■ Brief ■
The records that follow must be reproduced in full, exactly as written.

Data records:
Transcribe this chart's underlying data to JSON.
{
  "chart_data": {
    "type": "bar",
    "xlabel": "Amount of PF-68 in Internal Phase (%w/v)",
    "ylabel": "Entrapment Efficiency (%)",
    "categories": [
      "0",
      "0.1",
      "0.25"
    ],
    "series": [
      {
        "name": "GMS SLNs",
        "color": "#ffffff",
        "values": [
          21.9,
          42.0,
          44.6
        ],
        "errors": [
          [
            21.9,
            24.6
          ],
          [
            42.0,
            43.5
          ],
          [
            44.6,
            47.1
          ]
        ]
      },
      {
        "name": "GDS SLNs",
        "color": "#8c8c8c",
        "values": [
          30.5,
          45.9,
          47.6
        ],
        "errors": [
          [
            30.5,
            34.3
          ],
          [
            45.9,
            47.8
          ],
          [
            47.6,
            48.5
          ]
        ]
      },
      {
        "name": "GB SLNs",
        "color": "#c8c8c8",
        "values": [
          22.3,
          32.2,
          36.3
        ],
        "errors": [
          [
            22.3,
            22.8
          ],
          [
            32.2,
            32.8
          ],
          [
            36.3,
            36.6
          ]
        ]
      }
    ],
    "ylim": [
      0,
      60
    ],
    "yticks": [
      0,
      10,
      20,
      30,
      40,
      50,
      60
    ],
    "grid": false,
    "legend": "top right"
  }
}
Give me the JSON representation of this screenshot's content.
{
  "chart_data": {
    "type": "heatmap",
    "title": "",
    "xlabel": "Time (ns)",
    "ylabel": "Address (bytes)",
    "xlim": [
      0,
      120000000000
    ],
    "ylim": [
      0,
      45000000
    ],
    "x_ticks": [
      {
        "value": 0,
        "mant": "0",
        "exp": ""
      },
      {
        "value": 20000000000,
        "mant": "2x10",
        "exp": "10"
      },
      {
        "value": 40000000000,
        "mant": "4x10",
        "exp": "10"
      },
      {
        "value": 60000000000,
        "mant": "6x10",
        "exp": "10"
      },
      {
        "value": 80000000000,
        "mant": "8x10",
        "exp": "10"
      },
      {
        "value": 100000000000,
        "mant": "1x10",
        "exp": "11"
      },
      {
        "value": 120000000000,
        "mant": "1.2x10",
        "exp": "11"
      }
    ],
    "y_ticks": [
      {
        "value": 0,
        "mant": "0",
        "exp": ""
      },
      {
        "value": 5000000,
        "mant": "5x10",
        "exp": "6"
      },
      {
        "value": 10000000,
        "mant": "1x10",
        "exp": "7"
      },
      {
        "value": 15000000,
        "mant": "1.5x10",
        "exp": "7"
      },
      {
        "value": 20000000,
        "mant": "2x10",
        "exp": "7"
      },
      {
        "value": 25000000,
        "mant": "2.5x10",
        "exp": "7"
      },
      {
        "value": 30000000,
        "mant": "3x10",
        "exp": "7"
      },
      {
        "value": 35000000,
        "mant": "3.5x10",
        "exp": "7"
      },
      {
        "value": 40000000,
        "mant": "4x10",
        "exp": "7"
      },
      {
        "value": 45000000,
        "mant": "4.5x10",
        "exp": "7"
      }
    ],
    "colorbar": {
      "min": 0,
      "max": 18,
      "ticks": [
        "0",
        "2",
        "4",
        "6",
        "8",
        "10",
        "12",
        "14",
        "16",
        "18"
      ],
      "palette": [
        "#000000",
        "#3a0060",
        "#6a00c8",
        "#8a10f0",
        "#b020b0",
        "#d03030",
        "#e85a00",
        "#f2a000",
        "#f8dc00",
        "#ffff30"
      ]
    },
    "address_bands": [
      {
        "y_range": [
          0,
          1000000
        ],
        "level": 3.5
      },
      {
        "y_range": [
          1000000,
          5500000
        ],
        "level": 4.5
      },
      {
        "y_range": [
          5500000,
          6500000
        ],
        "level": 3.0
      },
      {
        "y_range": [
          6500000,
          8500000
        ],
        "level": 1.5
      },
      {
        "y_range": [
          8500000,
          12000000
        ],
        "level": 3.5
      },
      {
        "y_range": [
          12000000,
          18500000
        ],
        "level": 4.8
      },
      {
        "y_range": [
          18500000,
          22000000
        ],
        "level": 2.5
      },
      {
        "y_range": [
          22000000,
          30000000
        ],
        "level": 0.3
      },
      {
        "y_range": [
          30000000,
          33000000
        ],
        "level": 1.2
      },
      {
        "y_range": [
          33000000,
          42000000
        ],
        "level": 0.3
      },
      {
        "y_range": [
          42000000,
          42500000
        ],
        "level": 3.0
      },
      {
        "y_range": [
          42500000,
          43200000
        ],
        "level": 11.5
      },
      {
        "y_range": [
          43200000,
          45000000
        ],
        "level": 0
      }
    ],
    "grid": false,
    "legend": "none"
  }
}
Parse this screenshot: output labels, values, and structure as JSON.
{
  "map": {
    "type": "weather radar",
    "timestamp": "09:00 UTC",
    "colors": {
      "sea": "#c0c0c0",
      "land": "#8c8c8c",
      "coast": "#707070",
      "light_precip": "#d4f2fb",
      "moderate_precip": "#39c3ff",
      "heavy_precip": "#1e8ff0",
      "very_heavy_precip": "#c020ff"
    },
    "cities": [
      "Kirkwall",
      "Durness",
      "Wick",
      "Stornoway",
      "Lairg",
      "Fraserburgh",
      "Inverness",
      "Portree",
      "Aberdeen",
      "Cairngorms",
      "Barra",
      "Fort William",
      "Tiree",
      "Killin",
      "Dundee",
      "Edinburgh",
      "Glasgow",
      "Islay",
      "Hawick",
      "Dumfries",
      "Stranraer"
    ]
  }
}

■ Solution for this task ■
Transcribe this chart's underlying data to JSON.
{
  "chart_data": {
    "type": "bar",
    "xlabel": "Amount of PF-68 in Internal Phase (%w/v)",
    "ylabel": "Entrapment Efficiency (%)",
    "categories": [
      "0",
      "0.1",
      "0.25"
    ],
    "series": [
      {
        "name": "GMS SLNs",
        "color": "#ffffff",
        "values": [
          21.9,
          42.0,
          44.6
        ],
        "errors": [
          [
            21.9,
            24.6
          ],
          [
            42.0,
            43.5
          ],
          [
            44.6,
            47.1
          ]
        ]
      },
      {
        "name": "GDS SLNs",
        "color": "#8c8c8c",
        "values": [
          30.5,
          45.9,
          47.6
        ],
        "errors": [
          [
            30.5,
            34.3
          ],
          [
            45.9,
            47.8
          ],
          [
            47.6,
            48.5
          ]
        ]
      },
      {
        "name": "GB SLNs",
        "color": "#c8c8c8",
        "values": [
          22.3,
          32.2,
          36.3
        ],
        "errors": [
          [
            22.3,
            22.8
          ],
          [
            32.2,
            32.8
          ],
          [
            36.3,
            36.6
          ]
        ]
      }
    ],
    "ylim": [
      0,
      60
    ],
    "yticks": [
      0,
      10,
      20,
      30,
      40,
      50,
      60
    ],
    "grid": false,
    "legend": "top right"
  }
}
Give me the JSON representation of this screenshot's content.
{
  "chart_data": {
    "type": "heatmap",
    "title": "",
    "xlabel": "Time (ns)",
    "ylabel": "Address (bytes)",
    "xlim": [
      0,
      120000000000
    ],
    "ylim": [
      0,
      45000000
    ],
    "x_ticks": [
      {
        "value": 0,
        "mant": "0",
        "exp": ""
      },
      {
        "value": 20000000000,
        "mant": "2x10",
        "exp": "10"
      },
      {
        "value": 40000000000,
        "mant": "4x10",
        "exp": "10"
      },
      {
        "value": 60000000000,
        "mant": "6x10",
        "exp": "10"
      },
      {
        "value": 80000000000,
        "mant": "8x10",
        "exp": "10"
      },
      {
        "value": 100000000000,
        "mant": "1x10",
        "exp": "11"
      },
      {
        "value": 120000000000,
        "mant": "1.2x10",
        "exp": "11"
      }
    ],
    "y_ticks": [
      {
        "value": 0,
        "mant": "0",
        "exp": ""
      },
      {
        "value": 5000000,
        "mant": "5x10",
        "exp": "6"
      },
      {
        "value": 10000000,
        "mant": "1x10",
        "exp": "7"
      },
      {
        "value": 15000000,
        "mant": "1.5x10",
        "exp": "7"
      },
      {
        "value": 20000000,
        "mant": "2x10",
        "exp": "7"
      },
      {
        "value": 25000000,
        "mant": "2.5x10",
        "exp": "7"
      },
      {
        "value": 30000000,
        "mant": "3x10",
        "exp": "7"
      },
      {
        "value": 35000000,
        "mant": "3.5x10",
        "exp": "7"
      },
      {
        "value": 40000000,
        "mant": "4x10",
        "exp": "7"
      },
      {
        "value": 45000000,
        "mant": "4.5x10",
        "exp": "7"
      }
    ],
    "colorbar": {
      "min": 0,
      "max": 18,
      "ticks": [
        "0",
        "2",
        "4",
        "6",
        "8",
        "10",
        "12",
        "14",
        "16",
        "18"
      ],
      "palette": [
        "#000000",
        "#3a0060",
        "#6a00c8",
        "#8a10f0",
        "#b020b0",
        "#d03030",
        "#e85a00",
        "#f2a000",
        "#f8dc00",
        "#ffff30"
      ]
    },
    "address_bands": [
      {
        "y_range": [
          0,
          1000000
        ],
        "level": 3.5
      },
      {
        "y_range": [
          1000000,
          5500000
        ],
        "level": 4.5
      },
      {
        "y_range": [
          5500000,
          6500000
        ],
        "level": 3.0
      },
      {
        "y_range": [
          6500000,
          8500000
        ],
        "level": 1.5
      },
      {
        "y_range": [
          8500000,
          12000000
        ],
        "level": 3.5
      },
      {
        "y_range": [
          12000000,
          18500000
        ],
        "level": 4.8
      },
      {
        "y_range": [
          18500000,
          22000000
        ],
        "level": 2.5
      },
      {
        "y_range": [
          22000000,
          30000000
        ],
        "level": 0.3
      },
      {
        "y_range": [
          30000000,
          33000000
        ],
        "level": 1.2
      },
      {
        "y_range": [
          33000000,
          42000000
        ],
        "level": 0.3
      },
      {
        "y_range": [
          42000000,
          42500000
        ],
        "level": 3.0
      },
      {
        "y_range": [
          42500000,
          43200000
        ],
        "level": 11.5
      },
      {
        "y_range": [
          43200000,
          45000000
        ],
        "level": 0
      }
    ],
    "grid": false,
    "legend": "none"
  }
}
Parse this screenshot: output labels, values, and structure as JSON.
{
  "map": {
    "type": "weather radar",
    "timestamp": "09:00 UTC",
    "colors": {
      "sea": "#c0c0c0",
      "land": "#8c8c8c",
      "coast": "#707070",
      "light_precip": "#d4f2fb",
      "moderate_precip": "#39c3ff",
      "heavy_precip": "#1e8ff0",
      "very_heavy_precip": "#c020ff"
    },
    "cities": [
      "Kirkwall",
      "Durness",
      "Wick",
      "Stornoway",
      "Lairg",
      "Fraserburgh",
      "Inverness",
      "Portree",
      "Aberdeen",
      "Cairngorms",
      "Barra",
      "Fort William",
      "Tiree",
      "Killin",
      "Dundee",
      "Edinburgh",
      "Glasgow",
      "Islay",
      "Hawick",
      "Dumfries",
      "Stranraer"
    ]
  }
}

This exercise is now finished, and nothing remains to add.